◆ **Exercise instructions**
Count each line in which the word "Aufstellung" appears. Reply with the total and nothing more.

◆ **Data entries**

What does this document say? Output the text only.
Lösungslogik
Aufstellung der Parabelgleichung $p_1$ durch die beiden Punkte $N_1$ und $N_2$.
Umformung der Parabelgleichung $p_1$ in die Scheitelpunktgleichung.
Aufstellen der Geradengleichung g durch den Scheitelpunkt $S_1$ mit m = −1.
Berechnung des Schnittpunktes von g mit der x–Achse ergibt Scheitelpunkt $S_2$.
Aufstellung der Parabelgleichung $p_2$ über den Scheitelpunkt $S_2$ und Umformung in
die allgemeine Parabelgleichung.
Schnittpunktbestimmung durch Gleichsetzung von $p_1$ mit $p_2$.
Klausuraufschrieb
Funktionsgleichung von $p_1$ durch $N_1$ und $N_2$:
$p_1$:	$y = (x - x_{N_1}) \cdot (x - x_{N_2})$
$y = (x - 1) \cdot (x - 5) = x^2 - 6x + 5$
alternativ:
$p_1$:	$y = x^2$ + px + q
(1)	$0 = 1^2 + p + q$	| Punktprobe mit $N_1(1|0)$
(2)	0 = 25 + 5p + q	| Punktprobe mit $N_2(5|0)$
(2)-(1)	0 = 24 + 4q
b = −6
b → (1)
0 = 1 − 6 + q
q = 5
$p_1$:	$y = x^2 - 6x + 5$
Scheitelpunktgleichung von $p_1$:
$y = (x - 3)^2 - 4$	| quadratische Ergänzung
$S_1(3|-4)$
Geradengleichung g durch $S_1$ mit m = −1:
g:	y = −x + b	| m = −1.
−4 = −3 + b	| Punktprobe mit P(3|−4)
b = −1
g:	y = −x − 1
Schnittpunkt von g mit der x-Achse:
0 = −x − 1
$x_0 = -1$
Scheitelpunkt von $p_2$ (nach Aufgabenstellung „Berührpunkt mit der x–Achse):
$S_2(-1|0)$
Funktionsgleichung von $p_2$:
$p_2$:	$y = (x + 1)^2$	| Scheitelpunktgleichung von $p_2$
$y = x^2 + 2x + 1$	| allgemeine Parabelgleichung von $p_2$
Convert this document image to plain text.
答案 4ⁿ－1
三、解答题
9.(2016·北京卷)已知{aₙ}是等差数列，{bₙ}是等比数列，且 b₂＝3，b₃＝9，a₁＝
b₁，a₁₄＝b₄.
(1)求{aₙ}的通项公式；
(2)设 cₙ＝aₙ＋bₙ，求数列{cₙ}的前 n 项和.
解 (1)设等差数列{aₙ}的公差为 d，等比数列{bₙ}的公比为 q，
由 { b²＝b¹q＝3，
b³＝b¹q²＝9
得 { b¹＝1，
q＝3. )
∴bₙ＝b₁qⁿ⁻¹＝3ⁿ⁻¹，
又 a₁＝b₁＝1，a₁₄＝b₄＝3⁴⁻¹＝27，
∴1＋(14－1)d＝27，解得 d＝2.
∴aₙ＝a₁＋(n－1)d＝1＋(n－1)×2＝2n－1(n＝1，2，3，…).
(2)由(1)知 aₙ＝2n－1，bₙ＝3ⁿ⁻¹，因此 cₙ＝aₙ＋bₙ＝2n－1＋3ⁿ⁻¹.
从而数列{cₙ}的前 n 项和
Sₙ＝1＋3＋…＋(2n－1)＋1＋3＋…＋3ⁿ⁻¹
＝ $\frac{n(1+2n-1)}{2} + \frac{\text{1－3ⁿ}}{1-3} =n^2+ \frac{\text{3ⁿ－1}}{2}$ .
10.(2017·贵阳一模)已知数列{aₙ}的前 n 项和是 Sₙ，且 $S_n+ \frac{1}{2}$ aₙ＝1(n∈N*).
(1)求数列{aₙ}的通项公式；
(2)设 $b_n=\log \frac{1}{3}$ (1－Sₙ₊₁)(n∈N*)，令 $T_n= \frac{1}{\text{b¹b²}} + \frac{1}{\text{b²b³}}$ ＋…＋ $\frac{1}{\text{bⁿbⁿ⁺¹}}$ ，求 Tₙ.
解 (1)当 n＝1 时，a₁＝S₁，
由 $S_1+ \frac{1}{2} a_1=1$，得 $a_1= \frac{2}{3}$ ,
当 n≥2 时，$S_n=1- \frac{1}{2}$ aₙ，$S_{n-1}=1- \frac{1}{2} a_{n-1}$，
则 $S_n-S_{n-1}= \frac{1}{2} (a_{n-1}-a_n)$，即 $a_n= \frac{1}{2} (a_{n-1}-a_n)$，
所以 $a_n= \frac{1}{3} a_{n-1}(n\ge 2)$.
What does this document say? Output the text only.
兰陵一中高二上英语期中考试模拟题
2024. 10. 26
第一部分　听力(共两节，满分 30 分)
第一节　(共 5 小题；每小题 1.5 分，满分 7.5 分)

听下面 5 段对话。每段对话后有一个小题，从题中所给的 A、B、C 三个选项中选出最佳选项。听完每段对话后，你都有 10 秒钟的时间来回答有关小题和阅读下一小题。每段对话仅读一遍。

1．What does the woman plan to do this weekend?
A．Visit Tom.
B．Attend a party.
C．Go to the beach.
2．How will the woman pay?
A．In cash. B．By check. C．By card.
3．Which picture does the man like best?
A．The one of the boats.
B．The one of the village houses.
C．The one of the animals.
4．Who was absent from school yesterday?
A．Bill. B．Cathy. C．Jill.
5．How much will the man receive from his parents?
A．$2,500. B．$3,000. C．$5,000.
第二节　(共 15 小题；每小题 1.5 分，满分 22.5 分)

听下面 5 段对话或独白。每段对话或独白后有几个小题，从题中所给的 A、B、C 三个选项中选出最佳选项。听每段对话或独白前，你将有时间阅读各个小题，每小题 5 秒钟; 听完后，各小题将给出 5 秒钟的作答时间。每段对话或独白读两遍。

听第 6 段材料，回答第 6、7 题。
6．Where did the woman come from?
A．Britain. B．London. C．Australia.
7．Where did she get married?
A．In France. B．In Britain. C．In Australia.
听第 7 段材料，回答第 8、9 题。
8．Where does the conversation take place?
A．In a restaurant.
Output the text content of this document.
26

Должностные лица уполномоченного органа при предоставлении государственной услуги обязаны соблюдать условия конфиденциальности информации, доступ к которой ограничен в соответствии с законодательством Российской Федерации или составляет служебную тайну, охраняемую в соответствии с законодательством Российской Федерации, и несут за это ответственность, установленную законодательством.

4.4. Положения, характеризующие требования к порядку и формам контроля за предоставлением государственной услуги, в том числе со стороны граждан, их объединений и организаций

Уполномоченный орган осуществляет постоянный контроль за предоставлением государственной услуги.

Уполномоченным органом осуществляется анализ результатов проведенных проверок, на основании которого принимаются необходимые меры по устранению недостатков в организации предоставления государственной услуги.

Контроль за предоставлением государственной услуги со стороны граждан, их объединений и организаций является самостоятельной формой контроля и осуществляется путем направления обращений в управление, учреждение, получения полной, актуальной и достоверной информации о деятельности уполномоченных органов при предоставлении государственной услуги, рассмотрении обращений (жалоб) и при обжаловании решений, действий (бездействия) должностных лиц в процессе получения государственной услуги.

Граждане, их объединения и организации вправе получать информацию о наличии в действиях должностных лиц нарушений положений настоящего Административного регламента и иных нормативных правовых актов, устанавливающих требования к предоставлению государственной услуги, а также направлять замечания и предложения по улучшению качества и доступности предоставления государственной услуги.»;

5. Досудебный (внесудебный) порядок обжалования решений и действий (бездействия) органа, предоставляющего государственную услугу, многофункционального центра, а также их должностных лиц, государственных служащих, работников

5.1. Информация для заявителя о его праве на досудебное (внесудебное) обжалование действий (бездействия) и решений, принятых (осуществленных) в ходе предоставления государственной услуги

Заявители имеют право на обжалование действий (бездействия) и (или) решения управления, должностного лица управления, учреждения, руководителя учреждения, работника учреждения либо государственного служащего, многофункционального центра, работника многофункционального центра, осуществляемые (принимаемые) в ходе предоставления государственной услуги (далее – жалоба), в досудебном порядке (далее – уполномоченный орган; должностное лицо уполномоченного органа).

◆ **Finished exercise**
2